§ AIM
From the entries below, pull out each line where "сделок" appears.
Begin DATA FOR THE TASK
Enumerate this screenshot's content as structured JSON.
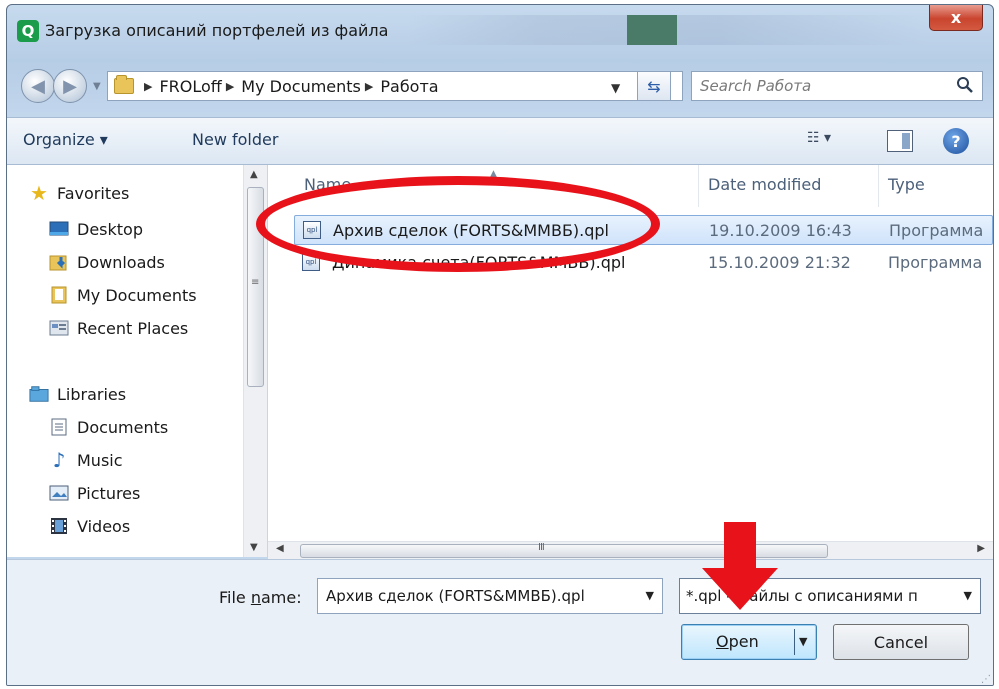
{
  "window": {
    "title": "Загрузка описаний портфелей из файла",
    "app_icon_letter": "Q",
    "close_label": "x"
  },
  "address": {
    "breadcrumbs": [
      "FROLoff",
      "My Documents",
      "Работа"
    ],
    "search_placeholder": "Search Работа"
  },
  "toolbar": {
    "organize_label": "Organize ▾",
    "new_folder_label": "New folder"
  },
  "navigation": {
    "favorites_label": "Favorites",
    "favorites": [
      "Desktop",
      "Downloads",
      "My Documents",
      "Recent Places"
    ],
    "libraries_label": "Libraries",
    "libraries": [
      "Documents",
      "Music",
      "Pictures",
      "Videos"
    ]
  },
  "files": {
    "columns": [
      "Name",
      "Date modified",
      "Type"
    ],
    "rows": [
      {
        "name": "Архив сделок (FORTS&MMBБ).qpl",
        "date": "19.10.2009 16:43",
        "type": "Программа"
      },
      {
        "name": "Динамика счета(FORTS&MMBБ).qpl",
        "date": "15.10.2009 21:32",
        "type": "Программа"
      }
    ],
    "scroll_grip": "III"
  },
  "bottom": {
    "file_name_label_prefix": "File ",
    "file_name_label_underlined": "n",
    "file_name_label_suffix": "ame:",
    "file_name_value": "Архив сделок (FORTS&MMBБ).qpl",
    "filter_value": "*.qpl - файлы с описаниями п",
    "open_label_underlined": "O",
    "open_label_rest": "pen",
    "cancel_label": "Cancel"
  },
  "colors": {
    "annotation_red": "#e8121a",
    "selection_blue": "#cfe3fb"
  }
}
End DATA FOR THE TASK
§ EXERCISE RESULT
        "name": "Архив сделок (FORTS&MMBБ).qpl",
    "file_name_value": "Архив сделок (FORTS&MMBБ).qpl",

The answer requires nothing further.